**Exercise instructions**: Repeat each line exactly as it is written.

**Working data**:
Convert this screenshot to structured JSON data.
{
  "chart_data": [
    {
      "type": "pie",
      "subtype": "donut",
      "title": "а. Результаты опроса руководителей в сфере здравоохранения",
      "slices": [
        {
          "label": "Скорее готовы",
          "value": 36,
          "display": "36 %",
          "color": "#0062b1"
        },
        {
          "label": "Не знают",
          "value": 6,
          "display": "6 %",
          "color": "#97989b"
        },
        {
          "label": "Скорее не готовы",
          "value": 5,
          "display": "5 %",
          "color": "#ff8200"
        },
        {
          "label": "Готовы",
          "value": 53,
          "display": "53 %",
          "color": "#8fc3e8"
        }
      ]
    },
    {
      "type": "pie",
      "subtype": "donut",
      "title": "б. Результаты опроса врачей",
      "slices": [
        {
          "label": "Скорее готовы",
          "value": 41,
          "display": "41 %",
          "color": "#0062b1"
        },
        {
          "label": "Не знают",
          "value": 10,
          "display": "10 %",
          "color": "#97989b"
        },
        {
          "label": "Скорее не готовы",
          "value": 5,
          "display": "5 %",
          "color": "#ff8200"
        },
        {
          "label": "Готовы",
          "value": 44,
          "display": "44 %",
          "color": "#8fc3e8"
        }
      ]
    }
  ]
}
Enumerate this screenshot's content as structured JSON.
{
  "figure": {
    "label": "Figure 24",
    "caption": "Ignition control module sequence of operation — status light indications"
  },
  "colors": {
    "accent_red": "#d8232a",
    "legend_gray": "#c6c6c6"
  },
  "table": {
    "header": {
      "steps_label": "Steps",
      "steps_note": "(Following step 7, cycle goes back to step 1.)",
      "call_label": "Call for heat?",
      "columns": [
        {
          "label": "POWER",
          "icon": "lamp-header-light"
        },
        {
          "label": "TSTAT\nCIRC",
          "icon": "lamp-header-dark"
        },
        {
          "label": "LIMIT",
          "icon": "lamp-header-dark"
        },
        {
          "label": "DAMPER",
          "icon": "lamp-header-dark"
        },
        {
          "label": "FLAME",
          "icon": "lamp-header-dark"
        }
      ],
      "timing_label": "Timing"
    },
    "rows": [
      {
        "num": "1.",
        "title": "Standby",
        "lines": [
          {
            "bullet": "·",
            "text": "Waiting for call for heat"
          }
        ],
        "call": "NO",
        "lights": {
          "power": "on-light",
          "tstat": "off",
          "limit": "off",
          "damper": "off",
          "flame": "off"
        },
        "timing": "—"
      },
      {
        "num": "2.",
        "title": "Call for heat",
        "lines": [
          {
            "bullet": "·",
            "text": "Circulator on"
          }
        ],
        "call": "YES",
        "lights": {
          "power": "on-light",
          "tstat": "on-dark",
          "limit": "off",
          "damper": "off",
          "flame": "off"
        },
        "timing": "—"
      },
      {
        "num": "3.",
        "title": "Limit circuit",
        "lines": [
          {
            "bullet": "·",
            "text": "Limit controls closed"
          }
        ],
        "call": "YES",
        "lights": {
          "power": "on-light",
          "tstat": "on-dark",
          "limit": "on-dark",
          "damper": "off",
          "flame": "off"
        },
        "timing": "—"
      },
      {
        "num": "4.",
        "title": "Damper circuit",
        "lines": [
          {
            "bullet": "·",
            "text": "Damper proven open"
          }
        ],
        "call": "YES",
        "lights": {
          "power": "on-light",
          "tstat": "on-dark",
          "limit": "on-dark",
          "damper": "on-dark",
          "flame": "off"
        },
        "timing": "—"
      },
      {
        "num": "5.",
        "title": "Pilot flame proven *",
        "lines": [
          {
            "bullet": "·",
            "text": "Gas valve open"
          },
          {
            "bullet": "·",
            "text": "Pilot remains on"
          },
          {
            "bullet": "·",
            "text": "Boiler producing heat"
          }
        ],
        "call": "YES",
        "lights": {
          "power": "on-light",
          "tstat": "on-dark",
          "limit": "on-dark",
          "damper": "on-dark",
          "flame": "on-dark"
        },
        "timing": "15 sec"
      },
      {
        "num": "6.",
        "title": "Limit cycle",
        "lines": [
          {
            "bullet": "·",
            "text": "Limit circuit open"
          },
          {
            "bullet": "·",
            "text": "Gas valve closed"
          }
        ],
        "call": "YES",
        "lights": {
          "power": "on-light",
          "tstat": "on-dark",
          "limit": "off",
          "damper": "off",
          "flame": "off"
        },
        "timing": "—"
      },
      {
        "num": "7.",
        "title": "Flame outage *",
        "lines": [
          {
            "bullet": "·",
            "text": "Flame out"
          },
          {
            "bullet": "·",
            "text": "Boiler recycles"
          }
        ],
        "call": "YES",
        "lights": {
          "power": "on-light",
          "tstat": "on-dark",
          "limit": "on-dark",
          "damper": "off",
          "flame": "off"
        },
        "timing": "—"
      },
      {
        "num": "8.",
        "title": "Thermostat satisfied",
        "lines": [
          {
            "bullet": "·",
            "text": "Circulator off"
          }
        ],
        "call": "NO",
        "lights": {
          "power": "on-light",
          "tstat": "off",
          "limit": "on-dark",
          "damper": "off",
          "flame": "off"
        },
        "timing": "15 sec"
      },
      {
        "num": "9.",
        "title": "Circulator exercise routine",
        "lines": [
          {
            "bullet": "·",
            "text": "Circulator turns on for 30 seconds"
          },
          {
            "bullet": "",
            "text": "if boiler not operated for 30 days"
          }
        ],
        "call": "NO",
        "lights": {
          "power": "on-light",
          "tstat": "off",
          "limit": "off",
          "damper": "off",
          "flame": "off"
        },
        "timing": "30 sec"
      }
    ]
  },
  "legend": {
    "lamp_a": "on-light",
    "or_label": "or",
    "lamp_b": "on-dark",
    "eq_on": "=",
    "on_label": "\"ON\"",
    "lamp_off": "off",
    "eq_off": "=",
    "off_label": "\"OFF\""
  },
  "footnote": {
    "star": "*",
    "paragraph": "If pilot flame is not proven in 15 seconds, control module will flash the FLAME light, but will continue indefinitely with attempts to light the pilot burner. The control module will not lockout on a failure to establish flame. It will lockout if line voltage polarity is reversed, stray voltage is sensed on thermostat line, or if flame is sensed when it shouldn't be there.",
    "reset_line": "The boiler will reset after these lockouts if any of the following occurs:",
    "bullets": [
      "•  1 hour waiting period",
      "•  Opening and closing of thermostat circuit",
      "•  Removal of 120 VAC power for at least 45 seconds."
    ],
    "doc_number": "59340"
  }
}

**Reply**:
Convert this screenshot to structured JSON data.
{
  "chart_data": [
    {
      "type": "pie",
      "subtype": "donut",
      "title": "а. Результаты опроса руководителей в сфере здравоохранения",
      "slices": [
        {
          "label": "Скорее готовы",
          "value": 36,
          "display": "36 %",
          "color": "#0062b1"
        },
        {
          "label": "Не знают",
          "value": 6,
          "display": "6 %",
          "color": "#97989b"
        },
        {
          "label": "Скорее не готовы",
          "value": 5,
          "display": "5 %",
          "color": "#ff8200"
        },
        {
          "label": "Готовы",
          "value": 53,
          "display": "53 %",
          "color": "#8fc3e8"
        }
      ]
    },
    {
      "type": "pie",
      "subtype": "donut",
      "title": "б. Результаты опроса врачей",
      "slices": [
        {
          "label": "Скорее готовы",
          "value": 41,
          "display": "41 %",
          "color": "#0062b1"
        },
        {
          "label": "Не знают",
          "value": 10,
          "display": "10 %",
          "color": "#97989b"
        },
        {
          "label": "Скорее не готовы",
          "value": 5,
          "display": "5 %",
          "color": "#ff8200"
        },
        {
          "label": "Готовы",
          "value": 44,
          "display": "44 %",
          "color": "#8fc3e8"
        }
      ]
    }
  ]
}
Enumerate this screenshot's content as structured JSON.
{
  "figure": {
    "label": "Figure 24",
    "caption": "Ignition control module sequence of operation — status light indications"
  },
  "colors": {
    "accent_red": "#d8232a",
    "legend_gray": "#c6c6c6"
  },
  "table": {
    "header": {
      "steps_label": "Steps",
      "steps_note": "(Following step 7, cycle goes back to step 1.)",
      "call_label": "Call for heat?",
      "columns": [
        {
          "label": "POWER",
          "icon": "lamp-header-light"
        },
        {
          "label": "TSTAT\nCIRC",
          "icon": "lamp-header-dark"
        },
        {
          "label": "LIMIT",
          "icon": "lamp-header-dark"
        },
        {
          "label": "DAMPER",
          "icon": "lamp-header-dark"
        },
        {
          "label": "FLAME",
          "icon": "lamp-header-dark"
        }
      ],
      "timing_label": "Timing"
    },
    "rows": [
      {
        "num": "1.",
        "title": "Standby",
        "lines": [
          {
            "bullet": "·",
            "text": "Waiting for call for heat"
          }
        ],
        "call": "NO",
        "lights": {
          "power": "on-light",
          "tstat": "off",
          "limit": "off",
          "damper": "off",
          "flame": "off"
        },
        "timing": "—"
      },
      {
        "num": "2.",
        "title": "Call for heat",
        "lines": [
          {
            "bullet": "·",
            "text": "Circulator on"
          }
        ],
        "call": "YES",
        "lights": {
          "power": "on-light",
          "tstat": "on-dark",
          "limit": "off",
          "damper": "off",
          "flame": "off"
        },
        "timing": "—"
      },
      {
        "num": "3.",
        "title": "Limit circuit",
        "lines": [
          {
            "bullet": "·",
            "text": "Limit controls closed"
          }
        ],
        "call": "YES",
        "lights": {
          "power": "on-light",
          "tstat": "on-dark",
          "limit": "on-dark",
          "damper": "off",
          "flame": "off"
        },
        "timing": "—"
      },
      {
        "num": "4.",
        "title": "Damper circuit",
        "lines": [
          {
            "bullet": "·",
            "text": "Damper proven open"
          }
        ],
        "call": "YES",
        "lights": {
          "power": "on-light",
          "tstat": "on-dark",
          "limit": "on-dark",
          "damper": "on-dark",
          "flame": "off"
        },
        "timing": "—"
      },
      {
        "num": "5.",
        "title": "Pilot flame proven *",
        "lines": [
          {
            "bullet": "·",
            "text": "Gas valve open"
          },
          {
            "bullet": "·",
            "text": "Pilot remains on"
          },
          {
            "bullet": "·",
            "text": "Boiler producing heat"
          }
        ],
        "call": "YES",
        "lights": {
          "power": "on-light",
          "tstat": "on-dark",
          "limit": "on-dark",
          "damper": "on-dark",
          "flame": "on-dark"
        },
        "timing": "15 sec"
      },
      {
        "num": "6.",
        "title": "Limit cycle",
        "lines": [
          {
            "bullet": "·",
            "text": "Limit circuit open"
          },
          {
            "bullet": "·",
            "text": "Gas valve closed"
          }
        ],
        "call": "YES",
        "lights": {
          "power": "on-light",
          "tstat": "on-dark",
          "limit": "off",
          "damper": "off",
          "flame": "off"
        },
        "timing": "—"
      },
      {
        "num": "7.",
        "title": "Flame outage *",
        "lines": [
          {
            "bullet": "·",
            "text": "Flame out"
          },
          {
            "bullet": "·",
            "text": "Boiler recycles"
          }
        ],
        "call": "YES",
        "lights": {
          "power": "on-light",
          "tstat": "on-dark",
          "limit": "on-dark",
          "damper": "off",
          "flame": "off"
        },
        "timing": "—"
      },
      {
        "num": "8.",
        "title": "Thermostat satisfied",
        "lines": [
          {
            "bullet": "·",
            "text": "Circulator off"
          }
        ],
        "call": "NO",
        "lights": {
          "power": "on-light",
          "tstat": "off",
          "limit": "on-dark",
          "damper": "off",
          "flame": "off"
        },
        "timing": "15 sec"
      },
      {
        "num": "9.",
        "title": "Circulator exercise routine",
        "lines": [
          {
            "bullet": "·",
            "text": "Circulator turns on for 30 seconds"
          },
          {
            "bullet": "",
            "text": "if boiler not operated for 30 days"
          }
        ],
        "call": "NO",
        "lights": {
          "power": "on-light",
          "tstat": "off",
          "limit": "off",
          "damper": "off",
          "flame": "off"
        },
        "timing": "30 sec"
      }
    ]
  },
  "legend": {
    "lamp_a": "on-light",
    "or_label": "or",
    "lamp_b": "on-dark",
    "eq_on": "=",
    "on_label": "\"ON\"",
    "lamp_off": "off",
    "eq_off": "=",
    "off_label": "\"OFF\""
  },
  "footnote": {
    "star": "*",
    "paragraph": "If pilot flame is not proven in 15 seconds, control module will flash the FLAME light, but will continue indefinitely with attempts to light the pilot burner. The control module will not lockout on a failure to establish flame. It will lockout if line voltage polarity is reversed, stray voltage is sensed on thermostat line, or if flame is sensed when it shouldn't be there.",
    "reset_line": "The boiler will reset after these lockouts if any of the following occurs:",
    "bullets": [
      "•  1 hour waiting period",
      "•  Opening and closing of thermostat circuit",
      "•  Removal of 120 VAC power for at least 45 seconds."
    ],
    "doc_number": "59340"
  }
}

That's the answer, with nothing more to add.